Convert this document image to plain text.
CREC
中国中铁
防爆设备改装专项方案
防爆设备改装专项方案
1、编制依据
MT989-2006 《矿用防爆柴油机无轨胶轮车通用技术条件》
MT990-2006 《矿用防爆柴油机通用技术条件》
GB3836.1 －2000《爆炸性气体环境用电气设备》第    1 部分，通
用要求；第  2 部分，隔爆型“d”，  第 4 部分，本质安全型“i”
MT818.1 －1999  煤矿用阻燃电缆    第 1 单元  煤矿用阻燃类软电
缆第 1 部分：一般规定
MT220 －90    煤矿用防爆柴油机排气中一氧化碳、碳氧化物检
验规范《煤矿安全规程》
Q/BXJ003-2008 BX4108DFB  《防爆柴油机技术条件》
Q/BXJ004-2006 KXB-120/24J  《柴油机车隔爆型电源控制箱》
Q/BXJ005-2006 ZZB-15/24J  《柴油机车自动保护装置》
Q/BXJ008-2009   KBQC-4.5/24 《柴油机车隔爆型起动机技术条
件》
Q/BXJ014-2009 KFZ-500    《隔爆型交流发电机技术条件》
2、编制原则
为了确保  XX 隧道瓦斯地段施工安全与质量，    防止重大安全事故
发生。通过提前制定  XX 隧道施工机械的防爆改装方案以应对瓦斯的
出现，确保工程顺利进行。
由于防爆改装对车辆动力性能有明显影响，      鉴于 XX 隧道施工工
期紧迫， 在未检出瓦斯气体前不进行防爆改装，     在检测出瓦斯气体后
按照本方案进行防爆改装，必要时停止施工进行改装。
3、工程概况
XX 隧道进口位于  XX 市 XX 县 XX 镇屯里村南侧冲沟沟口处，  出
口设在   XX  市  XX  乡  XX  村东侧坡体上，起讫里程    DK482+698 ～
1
● ● ●
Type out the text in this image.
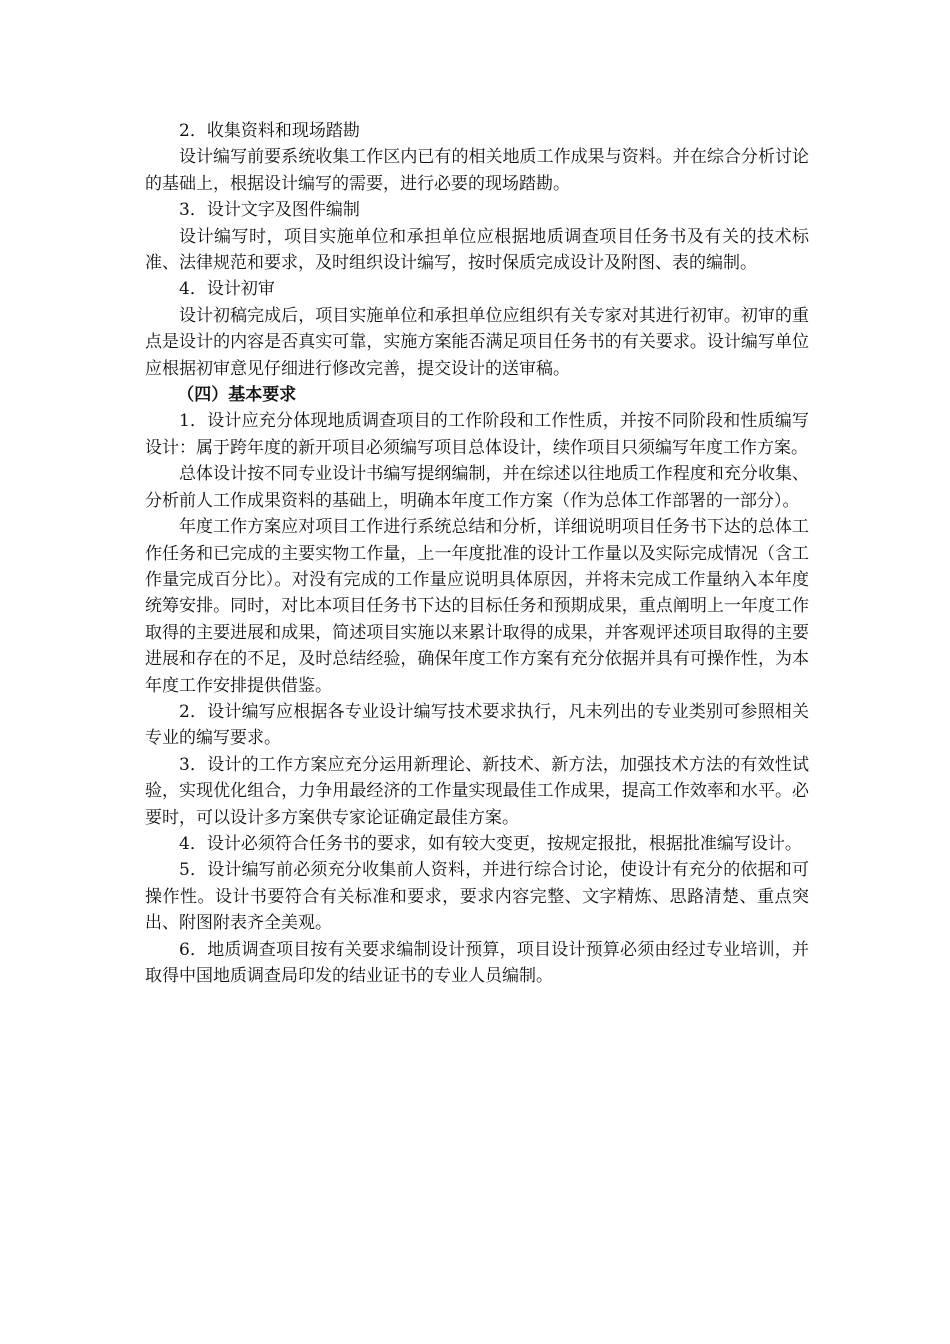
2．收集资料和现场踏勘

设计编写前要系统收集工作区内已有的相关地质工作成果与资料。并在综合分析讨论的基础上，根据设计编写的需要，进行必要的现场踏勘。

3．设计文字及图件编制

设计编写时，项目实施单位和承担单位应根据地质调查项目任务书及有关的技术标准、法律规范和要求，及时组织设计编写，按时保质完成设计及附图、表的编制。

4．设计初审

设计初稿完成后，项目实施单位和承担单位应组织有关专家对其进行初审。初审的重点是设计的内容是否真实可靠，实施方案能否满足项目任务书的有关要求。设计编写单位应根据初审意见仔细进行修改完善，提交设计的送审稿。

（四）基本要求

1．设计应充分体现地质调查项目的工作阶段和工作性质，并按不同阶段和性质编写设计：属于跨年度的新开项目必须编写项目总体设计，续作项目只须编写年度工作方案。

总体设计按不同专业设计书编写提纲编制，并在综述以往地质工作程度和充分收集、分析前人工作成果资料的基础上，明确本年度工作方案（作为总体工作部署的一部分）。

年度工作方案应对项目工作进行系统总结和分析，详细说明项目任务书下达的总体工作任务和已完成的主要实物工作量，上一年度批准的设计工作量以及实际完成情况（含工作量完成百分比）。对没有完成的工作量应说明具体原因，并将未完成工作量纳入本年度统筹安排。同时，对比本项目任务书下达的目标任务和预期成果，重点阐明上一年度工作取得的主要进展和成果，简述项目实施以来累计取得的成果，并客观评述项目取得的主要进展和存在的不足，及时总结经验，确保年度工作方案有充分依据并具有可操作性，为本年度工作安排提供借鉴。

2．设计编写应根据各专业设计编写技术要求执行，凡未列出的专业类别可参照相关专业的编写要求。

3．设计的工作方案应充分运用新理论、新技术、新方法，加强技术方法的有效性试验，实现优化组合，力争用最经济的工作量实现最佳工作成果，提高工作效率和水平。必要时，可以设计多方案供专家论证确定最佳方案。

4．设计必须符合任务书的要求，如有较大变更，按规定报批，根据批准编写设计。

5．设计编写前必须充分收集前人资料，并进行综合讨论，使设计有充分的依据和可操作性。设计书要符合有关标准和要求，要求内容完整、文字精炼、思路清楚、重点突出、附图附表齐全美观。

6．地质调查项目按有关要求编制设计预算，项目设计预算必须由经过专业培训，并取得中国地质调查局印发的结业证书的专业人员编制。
● ● ●
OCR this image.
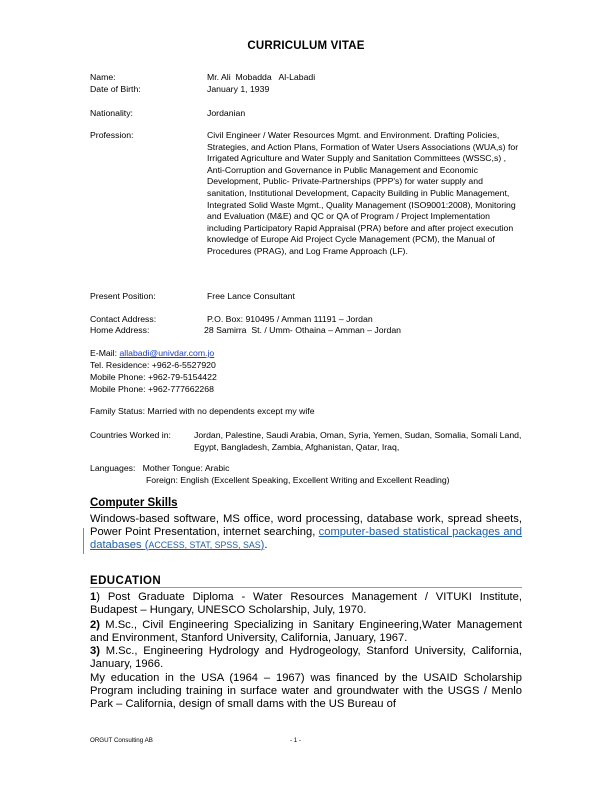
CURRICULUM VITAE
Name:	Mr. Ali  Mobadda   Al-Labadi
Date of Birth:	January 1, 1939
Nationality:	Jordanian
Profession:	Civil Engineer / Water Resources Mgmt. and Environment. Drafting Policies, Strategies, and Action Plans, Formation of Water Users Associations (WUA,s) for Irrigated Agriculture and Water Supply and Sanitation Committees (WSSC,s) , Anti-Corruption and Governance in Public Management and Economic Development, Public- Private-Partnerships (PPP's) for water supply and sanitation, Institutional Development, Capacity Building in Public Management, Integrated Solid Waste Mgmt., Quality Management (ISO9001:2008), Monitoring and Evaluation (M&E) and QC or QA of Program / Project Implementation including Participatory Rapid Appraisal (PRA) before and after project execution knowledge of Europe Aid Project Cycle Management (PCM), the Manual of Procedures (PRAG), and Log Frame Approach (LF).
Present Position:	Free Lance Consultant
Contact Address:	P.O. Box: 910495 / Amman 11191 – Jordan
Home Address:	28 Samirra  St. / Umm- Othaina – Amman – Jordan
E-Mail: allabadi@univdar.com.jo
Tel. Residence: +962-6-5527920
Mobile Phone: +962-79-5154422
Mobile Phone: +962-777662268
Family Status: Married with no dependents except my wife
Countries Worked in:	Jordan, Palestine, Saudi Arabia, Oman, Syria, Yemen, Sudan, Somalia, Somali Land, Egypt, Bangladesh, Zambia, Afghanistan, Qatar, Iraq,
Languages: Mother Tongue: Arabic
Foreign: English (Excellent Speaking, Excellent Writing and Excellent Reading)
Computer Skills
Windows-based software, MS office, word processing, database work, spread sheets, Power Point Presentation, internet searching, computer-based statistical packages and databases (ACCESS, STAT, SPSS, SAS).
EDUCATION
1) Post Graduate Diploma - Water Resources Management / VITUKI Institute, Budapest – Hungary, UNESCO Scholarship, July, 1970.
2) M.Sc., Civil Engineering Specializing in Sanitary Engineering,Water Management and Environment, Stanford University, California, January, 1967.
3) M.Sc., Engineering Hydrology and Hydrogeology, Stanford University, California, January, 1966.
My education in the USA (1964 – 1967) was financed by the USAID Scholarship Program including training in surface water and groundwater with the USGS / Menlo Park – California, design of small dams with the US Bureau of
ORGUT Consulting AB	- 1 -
● ● ●
#### Exercise requirements
Check each line of the records above for "January", and copy those that have it.

#### Answer to this task
Date of Birth:	January 1, 1939
2) M.Sc., Civil Engineering Specializing in Sanitary Engineering,Water Management and Environment, Stanford University, California, January, 1967.
3) M.Sc., Engineering Hydrology and Hydrogeology, Stanford University, California, January, 1966.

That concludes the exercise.